**Instructions to follow**
Output the entries word for word. Omit images.

**Raw records**
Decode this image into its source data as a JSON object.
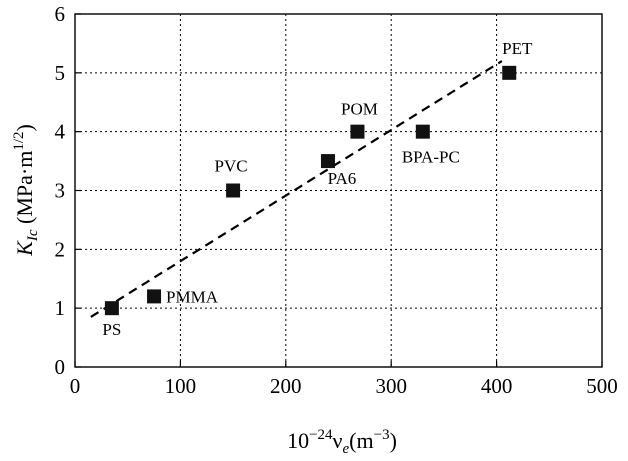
{
  "chart_data": {
    "type": "scatter",
    "xlim": [
      0,
      500
    ],
    "ylim": [
      0,
      6
    ],
    "x_ticks": [
      0,
      100,
      200,
      300,
      400,
      500
    ],
    "y_ticks": [
      0,
      1,
      2,
      3,
      4,
      5,
      6
    ],
    "grid": true,
    "points": [
      {
        "label": "PS",
        "x": 35,
        "y": 1.0
      },
      {
        "label": "PMMA",
        "x": 75,
        "y": 1.2
      },
      {
        "label": "PVC",
        "x": 150,
        "y": 3.0
      },
      {
        "label": "PA6",
        "x": 240,
        "y": 3.5
      },
      {
        "label": "POM",
        "x": 268,
        "y": 4.0
      },
      {
        "label": "BPA-PC",
        "x": 330,
        "y": 4.0
      },
      {
        "label": "PET",
        "x": 412,
        "y": 5.0
      }
    ],
    "trendline": {
      "style": "dashed",
      "x": [
        15,
        405
      ],
      "y": [
        0.85,
        5.2
      ]
    },
    "xlabel": {
      "base": "10",
      "exp": "−24",
      "symbol": "ν",
      "sub": "e",
      "unit_open": "(m",
      "unit_exp": "−3",
      "unit_close": ")"
    },
    "ylabel": {
      "symbol": "K",
      "sub": "Ic",
      "unit_open": " (MPa·m",
      "unit_exp": "1/2",
      "unit_close": ")"
    }
  }
}
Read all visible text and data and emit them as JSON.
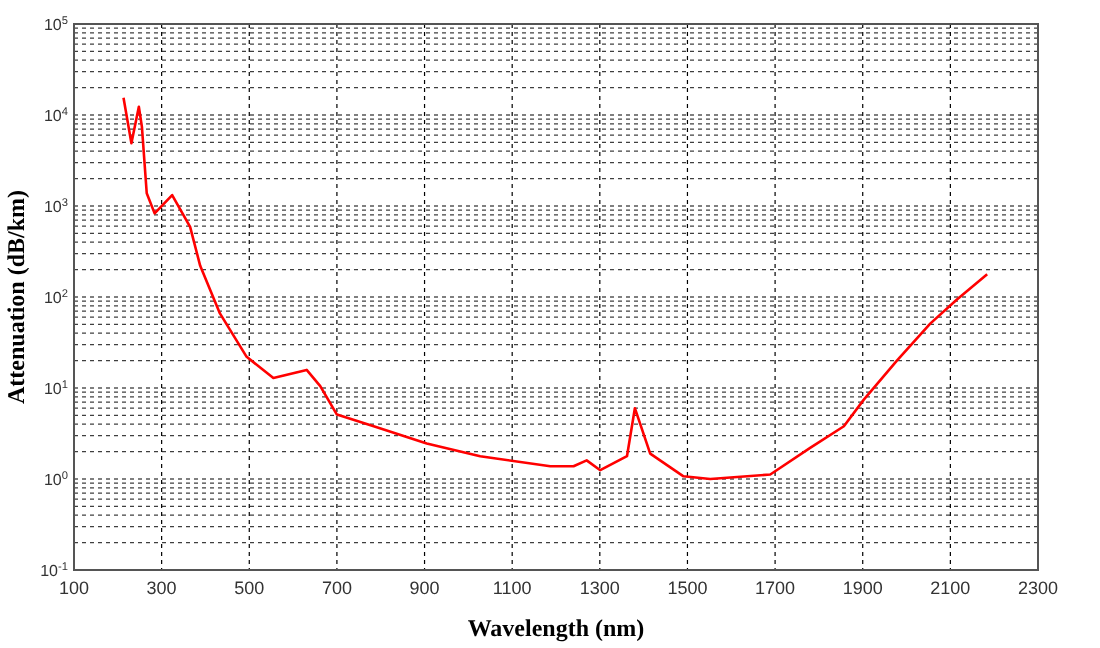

**Complete answer**
Decode this image into its source data as a JSON object.
{
  "chart_data": {
    "type": "scatter",
    "xlim": [
      0,
      500
    ],
    "ylim": [
      0,
      6
    ],
    "x_ticks": [
      0,
      100,
      200,
      300,
      400,
      500
    ],
    "y_ticks": [
      0,
      1,
      2,
      3,
      4,
      5,
      6
    ],
    "grid": true,
    "points": [
      {
        "label": "PS",
        "x": 35,
        "y": 1.0
      },
      {
        "label": "PMMA",
        "x": 75,
        "y": 1.2
      },
      {
        "label": "PVC",
        "x": 150,
        "y": 3.0
      },
      {
        "label": "PA6",
        "x": 240,
        "y": 3.5
      },
      {
        "label": "POM",
        "x": 268,
        "y": 4.0
      },
      {
        "label": "BPA-PC",
        "x": 330,
        "y": 4.0
      },
      {
        "label": "PET",
        "x": 412,
        "y": 5.0
      }
    ],
    "trendline": {
      "style": "dashed",
      "x": [
        15,
        405
      ],
      "y": [
        0.85,
        5.2
      ]
    },
    "xlabel": {
      "base": "10",
      "exp": "−24",
      "symbol": "ν",
      "sub": "e",
      "unit_open": "(m",
      "unit_exp": "−3",
      "unit_close": ")"
    },
    "ylabel": {
      "symbol": "K",
      "sub": "Ic",
      "unit_open": " (MPa·m",
      "unit_exp": "1/2",
      "unit_close": ")"
    }
  }
}
Read all visible text and data and emit them as JSON.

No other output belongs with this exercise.